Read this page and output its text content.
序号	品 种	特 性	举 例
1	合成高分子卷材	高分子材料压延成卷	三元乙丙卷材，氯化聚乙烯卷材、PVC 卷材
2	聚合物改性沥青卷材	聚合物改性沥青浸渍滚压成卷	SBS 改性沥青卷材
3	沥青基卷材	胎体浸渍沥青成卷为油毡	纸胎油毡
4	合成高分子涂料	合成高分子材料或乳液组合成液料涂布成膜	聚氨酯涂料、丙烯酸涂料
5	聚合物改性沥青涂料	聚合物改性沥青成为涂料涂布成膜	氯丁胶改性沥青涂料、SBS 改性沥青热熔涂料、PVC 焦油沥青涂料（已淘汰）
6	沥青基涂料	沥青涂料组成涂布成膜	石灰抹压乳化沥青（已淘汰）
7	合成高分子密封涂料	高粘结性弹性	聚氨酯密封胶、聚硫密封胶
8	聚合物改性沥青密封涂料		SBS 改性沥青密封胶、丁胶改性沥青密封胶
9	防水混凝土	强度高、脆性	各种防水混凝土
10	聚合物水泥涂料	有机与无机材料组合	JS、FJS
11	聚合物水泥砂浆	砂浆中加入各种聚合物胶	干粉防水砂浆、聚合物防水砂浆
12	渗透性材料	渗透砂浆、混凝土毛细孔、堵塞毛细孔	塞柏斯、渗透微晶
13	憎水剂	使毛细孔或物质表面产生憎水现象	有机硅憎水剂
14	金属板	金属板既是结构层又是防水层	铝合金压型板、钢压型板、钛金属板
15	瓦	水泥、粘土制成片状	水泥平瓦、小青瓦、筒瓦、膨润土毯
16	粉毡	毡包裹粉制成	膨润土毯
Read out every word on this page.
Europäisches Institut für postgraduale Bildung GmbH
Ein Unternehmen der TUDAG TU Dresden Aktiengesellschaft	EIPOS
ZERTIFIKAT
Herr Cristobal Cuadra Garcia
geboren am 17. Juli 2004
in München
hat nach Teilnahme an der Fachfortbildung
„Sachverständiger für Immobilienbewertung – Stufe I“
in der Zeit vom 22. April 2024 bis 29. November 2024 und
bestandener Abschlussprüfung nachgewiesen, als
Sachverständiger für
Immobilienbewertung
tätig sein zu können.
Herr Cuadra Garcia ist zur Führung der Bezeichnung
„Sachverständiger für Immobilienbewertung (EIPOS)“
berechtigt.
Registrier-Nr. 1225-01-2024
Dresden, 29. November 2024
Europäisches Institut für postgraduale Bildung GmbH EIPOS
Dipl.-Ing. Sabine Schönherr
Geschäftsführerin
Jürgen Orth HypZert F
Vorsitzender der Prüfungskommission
* * * *
→ **Work to complete**
Make an exact copy of the material above.

→ **Completed exercise**
Read this page and output its text content.
序号	品 种	特 性	举 例
1	合成高分子卷材	高分子材料压延成卷	三元乙丙卷材，氯化聚乙烯卷材、PVC 卷材
2	聚合物改性沥青卷材	聚合物改性沥青浸渍滚压成卷	SBS 改性沥青卷材
3	沥青基卷材	胎体浸渍沥青成卷为油毡	纸胎油毡
4	合成高分子涂料	合成高分子材料或乳液组合成液料涂布成膜	聚氨酯涂料、丙烯酸涂料
5	聚合物改性沥青涂料	聚合物改性沥青成为涂料涂布成膜	氯丁胶改性沥青涂料、SBS 改性沥青热熔涂料、PVC 焦油沥青涂料（已淘汰）
6	沥青基涂料	沥青涂料组成涂布成膜	石灰抹压乳化沥青（已淘汰）
7	合成高分子密封涂料	高粘结性弹性	聚氨酯密封胶、聚硫密封胶
8	聚合物改性沥青密封涂料		SBS 改性沥青密封胶、丁胶改性沥青密封胶
9	防水混凝土	强度高、脆性	各种防水混凝土
10	聚合物水泥涂料	有机与无机材料组合	JS、FJS
11	聚合物水泥砂浆	砂浆中加入各种聚合物胶	干粉防水砂浆、聚合物防水砂浆
12	渗透性材料	渗透砂浆、混凝土毛细孔、堵塞毛细孔	塞柏斯、渗透微晶
13	憎水剂	使毛细孔或物质表面产生憎水现象	有机硅憎水剂
14	金属板	金属板既是结构层又是防水层	铝合金压型板、钢压型板、钛金属板
15	瓦	水泥、粘土制成片状	水泥平瓦、小青瓦、筒瓦、膨润土毯
16	粉毡	毡包裹粉制成	膨润土毯
Read out every word on this page.
Europäisches Institut für postgraduale Bildung GmbH
Ein Unternehmen der TUDAG TU Dresden Aktiengesellschaft	EIPOS
ZERTIFIKAT
Herr Cristobal Cuadra Garcia
geboren am 17. Juli 2004
in München
hat nach Teilnahme an der Fachfortbildung
„Sachverständiger für Immobilienbewertung – Stufe I“
in der Zeit vom 22. April 2024 bis 29. November 2024 und
bestandener Abschlussprüfung nachgewiesen, als
Sachverständiger für
Immobilienbewertung
tätig sein zu können.
Herr Cuadra Garcia ist zur Führung der Bezeichnung
„Sachverständiger für Immobilienbewertung (EIPOS)“
berechtigt.
Registrier-Nr. 1225-01-2024
Dresden, 29. November 2024
Europäisches Institut für postgraduale Bildung GmbH EIPOS
Dipl.-Ing. Sabine Schönherr
Geschäftsführerin
Jürgen Orth HypZert F
Vorsitzender der Prüfungskommission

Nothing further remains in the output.